**Task objective**: Word for word, retype every entry in the listing.

··· Supplied material ···

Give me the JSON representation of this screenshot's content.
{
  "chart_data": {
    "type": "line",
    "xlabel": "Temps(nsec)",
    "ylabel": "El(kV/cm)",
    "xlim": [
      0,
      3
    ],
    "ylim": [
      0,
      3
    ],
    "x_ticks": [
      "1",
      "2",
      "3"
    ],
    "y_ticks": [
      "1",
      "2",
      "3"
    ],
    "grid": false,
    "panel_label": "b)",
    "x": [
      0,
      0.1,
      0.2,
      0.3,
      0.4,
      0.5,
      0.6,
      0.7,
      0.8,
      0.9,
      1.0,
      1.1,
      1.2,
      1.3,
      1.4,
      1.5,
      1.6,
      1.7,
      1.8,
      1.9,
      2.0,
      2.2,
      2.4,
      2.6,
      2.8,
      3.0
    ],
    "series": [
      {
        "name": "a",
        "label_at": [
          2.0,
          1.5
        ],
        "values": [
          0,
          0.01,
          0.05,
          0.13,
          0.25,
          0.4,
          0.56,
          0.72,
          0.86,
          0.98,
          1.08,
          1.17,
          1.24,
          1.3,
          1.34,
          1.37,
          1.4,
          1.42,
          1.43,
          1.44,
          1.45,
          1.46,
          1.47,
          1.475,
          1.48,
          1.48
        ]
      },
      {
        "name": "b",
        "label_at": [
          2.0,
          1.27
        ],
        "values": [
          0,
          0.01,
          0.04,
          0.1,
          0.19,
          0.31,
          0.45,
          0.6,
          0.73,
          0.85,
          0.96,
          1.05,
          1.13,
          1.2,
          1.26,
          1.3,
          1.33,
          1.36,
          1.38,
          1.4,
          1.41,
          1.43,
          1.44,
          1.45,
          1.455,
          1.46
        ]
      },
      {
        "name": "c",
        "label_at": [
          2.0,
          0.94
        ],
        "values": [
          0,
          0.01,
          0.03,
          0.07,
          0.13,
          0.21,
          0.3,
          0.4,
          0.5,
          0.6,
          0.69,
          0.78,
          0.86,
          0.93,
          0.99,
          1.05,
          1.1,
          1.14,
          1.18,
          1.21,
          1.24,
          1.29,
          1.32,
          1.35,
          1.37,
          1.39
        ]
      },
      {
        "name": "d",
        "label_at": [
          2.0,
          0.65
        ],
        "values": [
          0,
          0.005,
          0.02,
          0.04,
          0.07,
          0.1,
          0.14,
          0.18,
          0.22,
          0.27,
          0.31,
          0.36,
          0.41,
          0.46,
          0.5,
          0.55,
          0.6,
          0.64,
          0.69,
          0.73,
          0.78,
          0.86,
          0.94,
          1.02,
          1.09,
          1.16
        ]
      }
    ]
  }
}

···

**Answer for the task**:
Give me the JSON representation of this screenshot's content.
{
  "chart_data": {
    "type": "line",
    "xlabel": "Temps(nsec)",
    "ylabel": "El(kV/cm)",
    "xlim": [
      0,
      3
    ],
    "ylim": [
      0,
      3
    ],
    "x_ticks": [
      "1",
      "2",
      "3"
    ],
    "y_ticks": [
      "1",
      "2",
      "3"
    ],
    "grid": false,
    "panel_label": "b)",
    "x": [
      0,
      0.1,
      0.2,
      0.3,
      0.4,
      0.5,
      0.6,
      0.7,
      0.8,
      0.9,
      1.0,
      1.1,
      1.2,
      1.3,
      1.4,
      1.5,
      1.6,
      1.7,
      1.8,
      1.9,
      2.0,
      2.2,
      2.4,
      2.6,
      2.8,
      3.0
    ],
    "series": [
      {
        "name": "a",
        "label_at": [
          2.0,
          1.5
        ],
        "values": [
          0,
          0.01,
          0.05,
          0.13,
          0.25,
          0.4,
          0.56,
          0.72,
          0.86,
          0.98,
          1.08,
          1.17,
          1.24,
          1.3,
          1.34,
          1.37,
          1.4,
          1.42,
          1.43,
          1.44,
          1.45,
          1.46,
          1.47,
          1.475,
          1.48,
          1.48
        ]
      },
      {
        "name": "b",
        "label_at": [
          2.0,
          1.27
        ],
        "values": [
          0,
          0.01,
          0.04,
          0.1,
          0.19,
          0.31,
          0.45,
          0.6,
          0.73,
          0.85,
          0.96,
          1.05,
          1.13,
          1.2,
          1.26,
          1.3,
          1.33,
          1.36,
          1.38,
          1.4,
          1.41,
          1.43,
          1.44,
          1.45,
          1.455,
          1.46
        ]
      },
      {
        "name": "c",
        "label_at": [
          2.0,
          0.94
        ],
        "values": [
          0,
          0.01,
          0.03,
          0.07,
          0.13,
          0.21,
          0.3,
          0.4,
          0.5,
          0.6,
          0.69,
          0.78,
          0.86,
          0.93,
          0.99,
          1.05,
          1.1,
          1.14,
          1.18,
          1.21,
          1.24,
          1.29,
          1.32,
          1.35,
          1.37,
          1.39
        ]
      },
      {
        "name": "d",
        "label_at": [
          2.0,
          0.65
        ],
        "values": [
          0,
          0.005,
          0.02,
          0.04,
          0.07,
          0.1,
          0.14,
          0.18,
          0.22,
          0.27,
          0.31,
          0.36,
          0.41,
          0.46,
          0.5,
          0.55,
          0.6,
          0.64,
          0.69,
          0.73,
          0.78,
          0.86,
          0.94,
          1.02,
          1.09,
          1.16
        ]
      }
    ]
  }
}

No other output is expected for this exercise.